----- SUPPLIED DATA
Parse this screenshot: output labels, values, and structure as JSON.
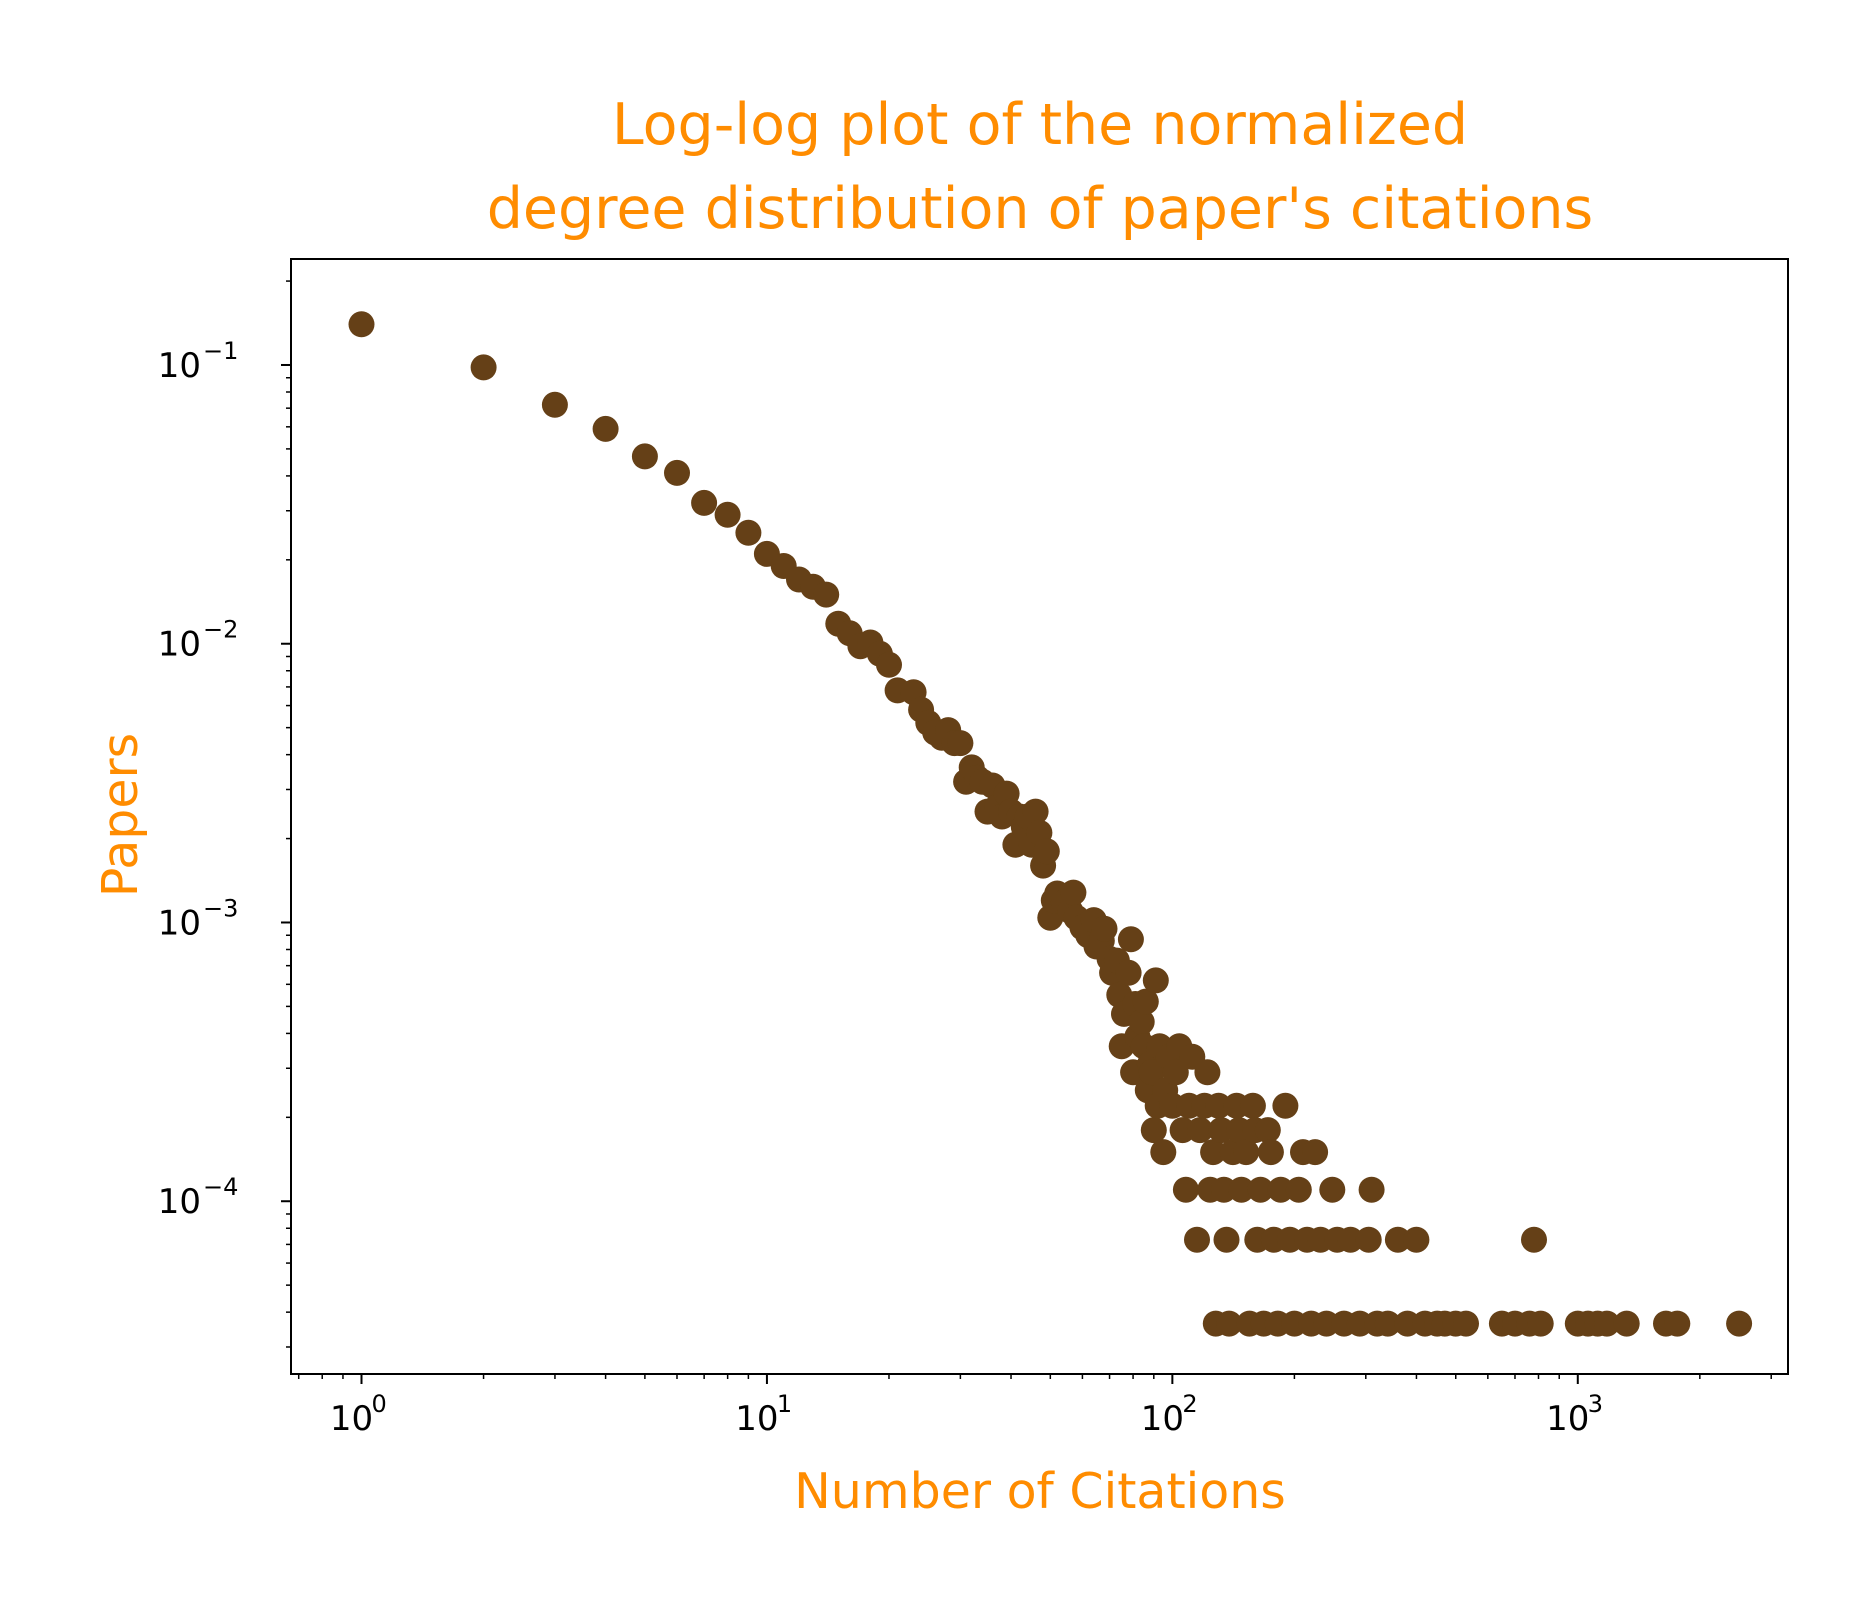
{
  "chart_data": {
    "type": "scatter",
    "title_lines": [
      "Log-log plot of the normalized",
      "degree distribution of paper's citations"
    ],
    "xlabel": "Number of Citations",
    "ylabel": "Papers",
    "x_scale": "log",
    "y_scale": "log",
    "xlim": [
      0.67,
      3300
    ],
    "ylim": [
      2.4e-05,
      0.24
    ],
    "x_ticks": [
      {
        "value": 1,
        "base": "10",
        "exp": "0"
      },
      {
        "value": 10,
        "base": "10",
        "exp": "1"
      },
      {
        "value": 100,
        "base": "10",
        "exp": "2"
      },
      {
        "value": 1000,
        "base": "10",
        "exp": "3"
      }
    ],
    "y_ticks": [
      {
        "value": 0.1,
        "base": "10",
        "exp": "−1"
      },
      {
        "value": 0.01,
        "base": "10",
        "exp": "−2"
      },
      {
        "value": 0.001,
        "base": "10",
        "exp": "−3"
      },
      {
        "value": 0.0001,
        "base": "10",
        "exp": "−4"
      }
    ],
    "grid": false,
    "legend": "none",
    "marker_color": "#654017",
    "series": [
      {
        "points": [
          [
            1,
            0.14
          ],
          [
            2,
            0.098
          ],
          [
            3,
            0.072
          ],
          [
            4,
            0.059
          ],
          [
            5,
            0.047
          ],
          [
            6,
            0.041
          ],
          [
            7,
            0.032
          ],
          [
            8,
            0.029
          ],
          [
            9,
            0.025
          ],
          [
            10,
            0.021
          ],
          [
            11,
            0.019
          ],
          [
            12,
            0.017
          ],
          [
            13,
            0.016
          ],
          [
            14,
            0.015
          ],
          [
            15,
            0.0118
          ],
          [
            16,
            0.0109
          ],
          [
            17,
            0.0098
          ],
          [
            18,
            0.0101
          ],
          [
            19,
            0.0092
          ],
          [
            20,
            0.0084
          ],
          [
            21,
            0.0068
          ],
          [
            23,
            0.0067
          ],
          [
            24,
            0.0058
          ],
          [
            25,
            0.0052
          ],
          [
            26,
            0.0048
          ],
          [
            27,
            0.0046
          ],
          [
            28,
            0.0049
          ],
          [
            29,
            0.0044
          ],
          [
            30,
            0.0044
          ],
          [
            31,
            0.0032
          ],
          [
            32,
            0.0036
          ],
          [
            33,
            0.0033
          ],
          [
            34,
            0.0032
          ],
          [
            35,
            0.0025
          ],
          [
            36,
            0.0031
          ],
          [
            37,
            0.0026
          ],
          [
            38,
            0.0024
          ],
          [
            39,
            0.0029
          ],
          [
            40,
            0.0025
          ],
          [
            41,
            0.0019
          ],
          [
            42,
            0.0024
          ],
          [
            43,
            0.0022
          ],
          [
            44,
            0.0024
          ],
          [
            45,
            0.0019
          ],
          [
            46,
            0.0025
          ],
          [
            47,
            0.0021
          ],
          [
            48,
            0.0016
          ],
          [
            49,
            0.0018
          ],
          [
            50,
            0.00104
          ],
          [
            51,
            0.0012
          ],
          [
            52,
            0.00127
          ],
          [
            54,
            0.00118
          ],
          [
            56,
            0.0011
          ],
          [
            57,
            0.00128
          ],
          [
            58,
            0.00104
          ],
          [
            60,
            0.00096
          ],
          [
            62,
            0.0009
          ],
          [
            64,
            0.00102
          ],
          [
            65,
            0.00082
          ],
          [
            67,
            0.00086
          ],
          [
            68,
            0.00095
          ],
          [
            70,
            0.00074
          ],
          [
            71,
            0.00066
          ],
          [
            73,
            0.00073
          ],
          [
            74,
            0.00055
          ],
          [
            75,
            0.00036
          ],
          [
            76,
            0.00047
          ],
          [
            78,
            0.00066
          ],
          [
            79,
            0.00087
          ],
          [
            80,
            0.00029
          ],
          [
            81,
            0.00051
          ],
          [
            82,
            0.00039
          ],
          [
            84,
            0.00044
          ],
          [
            85,
            0.00036
          ],
          [
            86,
            0.00052
          ],
          [
            87,
            0.00025
          ],
          [
            88,
            0.00031
          ],
          [
            89,
            0.00029
          ],
          [
            90,
            0.00018
          ],
          [
            91,
            0.00062
          ],
          [
            92,
            0.00022
          ],
          [
            93,
            0.00036
          ],
          [
            95,
            0.00015
          ],
          [
            96,
            0.00025
          ],
          [
            98,
            0.00033
          ],
          [
            100,
            0.00022
          ],
          [
            102,
            0.00029
          ],
          [
            104,
            0.00036
          ],
          [
            106,
            0.00018
          ],
          [
            108,
            0.00011
          ],
          [
            110,
            0.00022
          ],
          [
            112,
            0.00033
          ],
          [
            115,
            7.28e-05
          ],
          [
            117,
            0.00018
          ],
          [
            120,
            0.00022
          ],
          [
            122,
            0.00029
          ],
          [
            124,
            0.00011
          ],
          [
            126,
            0.00015
          ],
          [
            128,
            3.64e-05
          ],
          [
            130,
            0.00022
          ],
          [
            132,
            0.00018
          ],
          [
            134,
            0.00011
          ],
          [
            136,
            7.28e-05
          ],
          [
            138,
            3.64e-05
          ],
          [
            141,
            0.00015
          ],
          [
            144,
            0.00022
          ],
          [
            146,
            0.00018
          ],
          [
            148,
            0.00011
          ],
          [
            152,
            0.00015
          ],
          [
            155,
            3.64e-05
          ],
          [
            158,
            0.00022
          ],
          [
            160,
            0.00018
          ],
          [
            162,
            7.28e-05
          ],
          [
            165,
            0.00011
          ],
          [
            168,
            3.64e-05
          ],
          [
            172,
            0.00018
          ],
          [
            175,
            0.00015
          ],
          [
            178,
            7.28e-05
          ],
          [
            182,
            3.64e-05
          ],
          [
            185,
            0.00011
          ],
          [
            190,
            0.00022
          ],
          [
            195,
            7.28e-05
          ],
          [
            200,
            3.64e-05
          ],
          [
            205,
            0.00011
          ],
          [
            210,
            0.00015
          ],
          [
            215,
            7.28e-05
          ],
          [
            220,
            3.64e-05
          ],
          [
            225,
            0.00015
          ],
          [
            232,
            7.28e-05
          ],
          [
            240,
            3.64e-05
          ],
          [
            248,
            0.00011
          ],
          [
            255,
            7.28e-05
          ],
          [
            265,
            3.64e-05
          ],
          [
            275,
            7.28e-05
          ],
          [
            290,
            3.64e-05
          ],
          [
            305,
            7.28e-05
          ],
          [
            310,
            0.00011
          ],
          [
            320,
            3.64e-05
          ],
          [
            340,
            3.64e-05
          ],
          [
            360,
            7.28e-05
          ],
          [
            380,
            3.64e-05
          ],
          [
            400,
            7.28e-05
          ],
          [
            420,
            3.64e-05
          ],
          [
            450,
            3.64e-05
          ],
          [
            470,
            3.64e-05
          ],
          [
            500,
            3.64e-05
          ],
          [
            530,
            3.64e-05
          ],
          [
            650,
            3.64e-05
          ],
          [
            700,
            3.64e-05
          ],
          [
            760,
            3.64e-05
          ],
          [
            780,
            7.28e-05
          ],
          [
            810,
            3.64e-05
          ],
          [
            1000,
            3.64e-05
          ],
          [
            1060,
            3.64e-05
          ],
          [
            1120,
            3.64e-05
          ],
          [
            1180,
            3.64e-05
          ],
          [
            1320,
            3.64e-05
          ],
          [
            1650,
            3.64e-05
          ],
          [
            1760,
            3.64e-05
          ],
          [
            2500,
            3.64e-05
          ]
        ]
      }
    ]
  }
}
----------
» **WHAT THE TASK REQUIRES**
Repeat the listing above exactly, with no pictures.

» **RESULT OF THE TASK**
Parse this screenshot: output labels, values, and structure as JSON.
{
  "chart_data": {
    "type": "scatter",
    "title_lines": [
      "Log-log plot of the normalized",
      "degree distribution of paper's citations"
    ],
    "xlabel": "Number of Citations",
    "ylabel": "Papers",
    "x_scale": "log",
    "y_scale": "log",
    "xlim": [
      0.67,
      3300
    ],
    "ylim": [
      2.4e-05,
      0.24
    ],
    "x_ticks": [
      {
        "value": 1,
        "base": "10",
        "exp": "0"
      },
      {
        "value": 10,
        "base": "10",
        "exp": "1"
      },
      {
        "value": 100,
        "base": "10",
        "exp": "2"
      },
      {
        "value": 1000,
        "base": "10",
        "exp": "3"
      }
    ],
    "y_ticks": [
      {
        "value": 0.1,
        "base": "10",
        "exp": "−1"
      },
      {
        "value": 0.01,
        "base": "10",
        "exp": "−2"
      },
      {
        "value": 0.001,
        "base": "10",
        "exp": "−3"
      },
      {
        "value": 0.0001,
        "base": "10",
        "exp": "−4"
      }
    ],
    "grid": false,
    "legend": "none",
    "marker_color": "#654017",
    "series": [
      {
        "points": [
          [
            1,
            0.14
          ],
          [
            2,
            0.098
          ],
          [
            3,
            0.072
          ],
          [
            4,
            0.059
          ],
          [
            5,
            0.047
          ],
          [
            6,
            0.041
          ],
          [
            7,
            0.032
          ],
          [
            8,
            0.029
          ],
          [
            9,
            0.025
          ],
          [
            10,
            0.021
          ],
          [
            11,
            0.019
          ],
          [
            12,
            0.017
          ],
          [
            13,
            0.016
          ],
          [
            14,
            0.015
          ],
          [
            15,
            0.0118
          ],
          [
            16,
            0.0109
          ],
          [
            17,
            0.0098
          ],
          [
            18,
            0.0101
          ],
          [
            19,
            0.0092
          ],
          [
            20,
            0.0084
          ],
          [
            21,
            0.0068
          ],
          [
            23,
            0.0067
          ],
          [
            24,
            0.0058
          ],
          [
            25,
            0.0052
          ],
          [
            26,
            0.0048
          ],
          [
            27,
            0.0046
          ],
          [
            28,
            0.0049
          ],
          [
            29,
            0.0044
          ],
          [
            30,
            0.0044
          ],
          [
            31,
            0.0032
          ],
          [
            32,
            0.0036
          ],
          [
            33,
            0.0033
          ],
          [
            34,
            0.0032
          ],
          [
            35,
            0.0025
          ],
          [
            36,
            0.0031
          ],
          [
            37,
            0.0026
          ],
          [
            38,
            0.0024
          ],
          [
            39,
            0.0029
          ],
          [
            40,
            0.0025
          ],
          [
            41,
            0.0019
          ],
          [
            42,
            0.0024
          ],
          [
            43,
            0.0022
          ],
          [
            44,
            0.0024
          ],
          [
            45,
            0.0019
          ],
          [
            46,
            0.0025
          ],
          [
            47,
            0.0021
          ],
          [
            48,
            0.0016
          ],
          [
            49,
            0.0018
          ],
          [
            50,
            0.00104
          ],
          [
            51,
            0.0012
          ],
          [
            52,
            0.00127
          ],
          [
            54,
            0.00118
          ],
          [
            56,
            0.0011
          ],
          [
            57,
            0.00128
          ],
          [
            58,
            0.00104
          ],
          [
            60,
            0.00096
          ],
          [
            62,
            0.0009
          ],
          [
            64,
            0.00102
          ],
          [
            65,
            0.00082
          ],
          [
            67,
            0.00086
          ],
          [
            68,
            0.00095
          ],
          [
            70,
            0.00074
          ],
          [
            71,
            0.00066
          ],
          [
            73,
            0.00073
          ],
          [
            74,
            0.00055
          ],
          [
            75,
            0.00036
          ],
          [
            76,
            0.00047
          ],
          [
            78,
            0.00066
          ],
          [
            79,
            0.00087
          ],
          [
            80,
            0.00029
          ],
          [
            81,
            0.00051
          ],
          [
            82,
            0.00039
          ],
          [
            84,
            0.00044
          ],
          [
            85,
            0.00036
          ],
          [
            86,
            0.00052
          ],
          [
            87,
            0.00025
          ],
          [
            88,
            0.00031
          ],
          [
            89,
            0.00029
          ],
          [
            90,
            0.00018
          ],
          [
            91,
            0.00062
          ],
          [
            92,
            0.00022
          ],
          [
            93,
            0.00036
          ],
          [
            95,
            0.00015
          ],
          [
            96,
            0.00025
          ],
          [
            98,
            0.00033
          ],
          [
            100,
            0.00022
          ],
          [
            102,
            0.00029
          ],
          [
            104,
            0.00036
          ],
          [
            106,
            0.00018
          ],
          [
            108,
            0.00011
          ],
          [
            110,
            0.00022
          ],
          [
            112,
            0.00033
          ],
          [
            115,
            7.28e-05
          ],
          [
            117,
            0.00018
          ],
          [
            120,
            0.00022
          ],
          [
            122,
            0.00029
          ],
          [
            124,
            0.00011
          ],
          [
            126,
            0.00015
          ],
          [
            128,
            3.64e-05
          ],
          [
            130,
            0.00022
          ],
          [
            132,
            0.00018
          ],
          [
            134,
            0.00011
          ],
          [
            136,
            7.28e-05
          ],
          [
            138,
            3.64e-05
          ],
          [
            141,
            0.00015
          ],
          [
            144,
            0.00022
          ],
          [
            146,
            0.00018
          ],
          [
            148,
            0.00011
          ],
          [
            152,
            0.00015
          ],
          [
            155,
            3.64e-05
          ],
          [
            158,
            0.00022
          ],
          [
            160,
            0.00018
          ],
          [
            162,
            7.28e-05
          ],
          [
            165,
            0.00011
          ],
          [
            168,
            3.64e-05
          ],
          [
            172,
            0.00018
          ],
          [
            175,
            0.00015
          ],
          [
            178,
            7.28e-05
          ],
          [
            182,
            3.64e-05
          ],
          [
            185,
            0.00011
          ],
          [
            190,
            0.00022
          ],
          [
            195,
            7.28e-05
          ],
          [
            200,
            3.64e-05
          ],
          [
            205,
            0.00011
          ],
          [
            210,
            0.00015
          ],
          [
            215,
            7.28e-05
          ],
          [
            220,
            3.64e-05
          ],
          [
            225,
            0.00015
          ],
          [
            232,
            7.28e-05
          ],
          [
            240,
            3.64e-05
          ],
          [
            248,
            0.00011
          ],
          [
            255,
            7.28e-05
          ],
          [
            265,
            3.64e-05
          ],
          [
            275,
            7.28e-05
          ],
          [
            290,
            3.64e-05
          ],
          [
            305,
            7.28e-05
          ],
          [
            310,
            0.00011
          ],
          [
            320,
            3.64e-05
          ],
          [
            340,
            3.64e-05
          ],
          [
            360,
            7.28e-05
          ],
          [
            380,
            3.64e-05
          ],
          [
            400,
            7.28e-05
          ],
          [
            420,
            3.64e-05
          ],
          [
            450,
            3.64e-05
          ],
          [
            470,
            3.64e-05
          ],
          [
            500,
            3.64e-05
          ],
          [
            530,
            3.64e-05
          ],
          [
            650,
            3.64e-05
          ],
          [
            700,
            3.64e-05
          ],
          [
            760,
            3.64e-05
          ],
          [
            780,
            7.28e-05
          ],
          [
            810,
            3.64e-05
          ],
          [
            1000,
            3.64e-05
          ],
          [
            1060,
            3.64e-05
          ],
          [
            1120,
            3.64e-05
          ],
          [
            1180,
            3.64e-05
          ],
          [
            1320,
            3.64e-05
          ],
          [
            1650,
            3.64e-05
          ],
          [
            1760,
            3.64e-05
          ],
          [
            2500,
            3.64e-05
          ]
        ]
      }
    ]
  }
}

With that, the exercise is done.